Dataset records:
--

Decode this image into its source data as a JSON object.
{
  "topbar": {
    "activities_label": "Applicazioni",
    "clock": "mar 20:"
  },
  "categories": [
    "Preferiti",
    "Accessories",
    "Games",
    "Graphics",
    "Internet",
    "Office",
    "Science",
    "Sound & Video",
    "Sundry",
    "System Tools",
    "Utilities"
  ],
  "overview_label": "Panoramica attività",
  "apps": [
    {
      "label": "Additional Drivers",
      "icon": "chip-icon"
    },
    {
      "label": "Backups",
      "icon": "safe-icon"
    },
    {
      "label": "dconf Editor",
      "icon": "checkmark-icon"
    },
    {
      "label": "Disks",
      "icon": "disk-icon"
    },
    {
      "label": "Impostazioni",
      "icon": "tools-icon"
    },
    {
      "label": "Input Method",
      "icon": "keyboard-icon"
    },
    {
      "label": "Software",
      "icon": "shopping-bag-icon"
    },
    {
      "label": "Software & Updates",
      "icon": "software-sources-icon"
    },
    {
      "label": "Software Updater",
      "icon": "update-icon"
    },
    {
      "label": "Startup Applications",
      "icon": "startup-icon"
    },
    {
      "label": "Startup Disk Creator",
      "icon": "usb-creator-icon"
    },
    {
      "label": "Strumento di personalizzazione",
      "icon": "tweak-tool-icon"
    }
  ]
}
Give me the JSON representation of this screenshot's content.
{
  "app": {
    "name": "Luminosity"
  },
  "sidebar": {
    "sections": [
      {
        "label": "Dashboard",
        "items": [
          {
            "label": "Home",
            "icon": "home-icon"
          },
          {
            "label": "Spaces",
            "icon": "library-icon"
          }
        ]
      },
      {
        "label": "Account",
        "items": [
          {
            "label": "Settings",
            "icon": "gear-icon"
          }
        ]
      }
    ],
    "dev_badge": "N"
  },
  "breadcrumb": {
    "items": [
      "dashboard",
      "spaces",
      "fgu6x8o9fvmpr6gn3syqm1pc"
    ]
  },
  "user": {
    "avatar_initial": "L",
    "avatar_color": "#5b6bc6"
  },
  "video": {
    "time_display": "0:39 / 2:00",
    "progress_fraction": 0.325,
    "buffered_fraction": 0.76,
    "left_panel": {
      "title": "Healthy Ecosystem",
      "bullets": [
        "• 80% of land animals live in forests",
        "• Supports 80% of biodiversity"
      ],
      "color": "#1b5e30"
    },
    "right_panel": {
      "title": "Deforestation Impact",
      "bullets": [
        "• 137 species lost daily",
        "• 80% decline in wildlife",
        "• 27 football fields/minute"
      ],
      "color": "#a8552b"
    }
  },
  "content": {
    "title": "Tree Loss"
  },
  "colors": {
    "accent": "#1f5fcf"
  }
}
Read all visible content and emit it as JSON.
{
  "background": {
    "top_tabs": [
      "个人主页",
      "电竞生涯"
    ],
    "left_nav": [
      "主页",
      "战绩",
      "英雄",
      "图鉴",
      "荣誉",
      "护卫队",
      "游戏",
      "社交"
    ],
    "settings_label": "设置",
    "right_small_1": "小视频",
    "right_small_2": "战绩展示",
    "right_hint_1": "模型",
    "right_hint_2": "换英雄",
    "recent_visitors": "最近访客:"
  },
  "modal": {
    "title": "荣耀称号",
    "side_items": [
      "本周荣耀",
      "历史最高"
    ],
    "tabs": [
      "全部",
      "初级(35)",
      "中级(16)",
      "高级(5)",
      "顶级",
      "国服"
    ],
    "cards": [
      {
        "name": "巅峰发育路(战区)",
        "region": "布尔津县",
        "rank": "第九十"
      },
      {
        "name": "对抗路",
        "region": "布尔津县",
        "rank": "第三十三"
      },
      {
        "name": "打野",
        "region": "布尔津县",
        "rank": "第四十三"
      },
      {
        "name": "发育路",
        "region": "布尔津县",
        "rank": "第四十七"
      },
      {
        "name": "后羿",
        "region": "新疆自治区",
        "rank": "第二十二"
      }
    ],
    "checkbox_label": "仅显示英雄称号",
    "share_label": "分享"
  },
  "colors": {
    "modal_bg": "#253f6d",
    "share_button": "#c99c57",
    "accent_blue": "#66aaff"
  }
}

--

INSTRUCTION – Copy out the material word for word and line for line.

SOLUTION TO THIS TASK –
Decode this image into its source data as a JSON object.
{
  "topbar": {
    "activities_label": "Applicazioni",
    "clock": "mar 20:"
  },
  "categories": [
    "Preferiti",
    "Accessories",
    "Games",
    "Graphics",
    "Internet",
    "Office",
    "Science",
    "Sound & Video",
    "Sundry",
    "System Tools",
    "Utilities"
  ],
  "overview_label": "Panoramica attività",
  "apps": [
    {
      "label": "Additional Drivers",
      "icon": "chip-icon"
    },
    {
      "label": "Backups",
      "icon": "safe-icon"
    },
    {
      "label": "dconf Editor",
      "icon": "checkmark-icon"
    },
    {
      "label": "Disks",
      "icon": "disk-icon"
    },
    {
      "label": "Impostazioni",
      "icon": "tools-icon"
    },
    {
      "label": "Input Method",
      "icon": "keyboard-icon"
    },
    {
      "label": "Software",
      "icon": "shopping-bag-icon"
    },
    {
      "label": "Software & Updates",
      "icon": "software-sources-icon"
    },
    {
      "label": "Software Updater",
      "icon": "update-icon"
    },
    {
      "label": "Startup Applications",
      "icon": "startup-icon"
    },
    {
      "label": "Startup Disk Creator",
      "icon": "usb-creator-icon"
    },
    {
      "label": "Strumento di personalizzazione",
      "icon": "tweak-tool-icon"
    }
  ]
}
Give me the JSON representation of this screenshot's content.
{
  "app": {
    "name": "Luminosity"
  },
  "sidebar": {
    "sections": [
      {
        "label": "Dashboard",
        "items": [
          {
            "label": "Home",
            "icon": "home-icon"
          },
          {
            "label": "Spaces",
            "icon": "library-icon"
          }
        ]
      },
      {
        "label": "Account",
        "items": [
          {
            "label": "Settings",
            "icon": "gear-icon"
          }
        ]
      }
    ],
    "dev_badge": "N"
  },
  "breadcrumb": {
    "items": [
      "dashboard",
      "spaces",
      "fgu6x8o9fvmpr6gn3syqm1pc"
    ]
  },
  "user": {
    "avatar_initial": "L",
    "avatar_color": "#5b6bc6"
  },
  "video": {
    "time_display": "0:39 / 2:00",
    "progress_fraction": 0.325,
    "buffered_fraction": 0.76,
    "left_panel": {
      "title": "Healthy Ecosystem",
      "bullets": [
        "• 80% of land animals live in forests",
        "• Supports 80% of biodiversity"
      ],
      "color": "#1b5e30"
    },
    "right_panel": {
      "title": "Deforestation Impact",
      "bullets": [
        "• 137 species lost daily",
        "• 80% decline in wildlife",
        "• 27 football fields/minute"
      ],
      "color": "#a8552b"
    }
  },
  "content": {
    "title": "Tree Loss"
  },
  "colors": {
    "accent": "#1f5fcf"
  }
}
Read all visible content and emit it as JSON.
{
  "background": {
    "top_tabs": [
      "个人主页",
      "电竞生涯"
    ],
    "left_nav": [
      "主页",
      "战绩",
      "英雄",
      "图鉴",
      "荣誉",
      "护卫队",
      "游戏",
      "社交"
    ],
    "settings_label": "设置",
    "right_small_1": "小视频",
    "right_small_2": "战绩展示",
    "right_hint_1": "模型",
    "right_hint_2": "换英雄",
    "recent_visitors": "最近访客:"
  },
  "modal": {
    "title": "荣耀称号",
    "side_items": [
      "本周荣耀",
      "历史最高"
    ],
    "tabs": [
      "全部",
      "初级(35)",
      "中级(16)",
      "高级(5)",
      "顶级",
      "国服"
    ],
    "cards": [
      {
        "name": "巅峰发育路(战区)",
        "region": "布尔津县",
        "rank": "第九十"
      },
      {
        "name": "对抗路",
        "region": "布尔津县",
        "rank": "第三十三"
      },
      {
        "name": "打野",
        "region": "布尔津县",
        "rank": "第四十三"
      },
      {
        "name": "发育路",
        "region": "布尔津县",
        "rank": "第四十七"
      },
      {
        "name": "后羿",
        "region": "新疆自治区",
        "rank": "第二十二"
      }
    ],
    "checkbox_label": "仅显示英雄称号",
    "share_label": "分享"
  },
  "colors": {
    "modal_bg": "#253f6d",
    "share_button": "#c99c57",
    "accent_blue": "#66aaff"
  }
}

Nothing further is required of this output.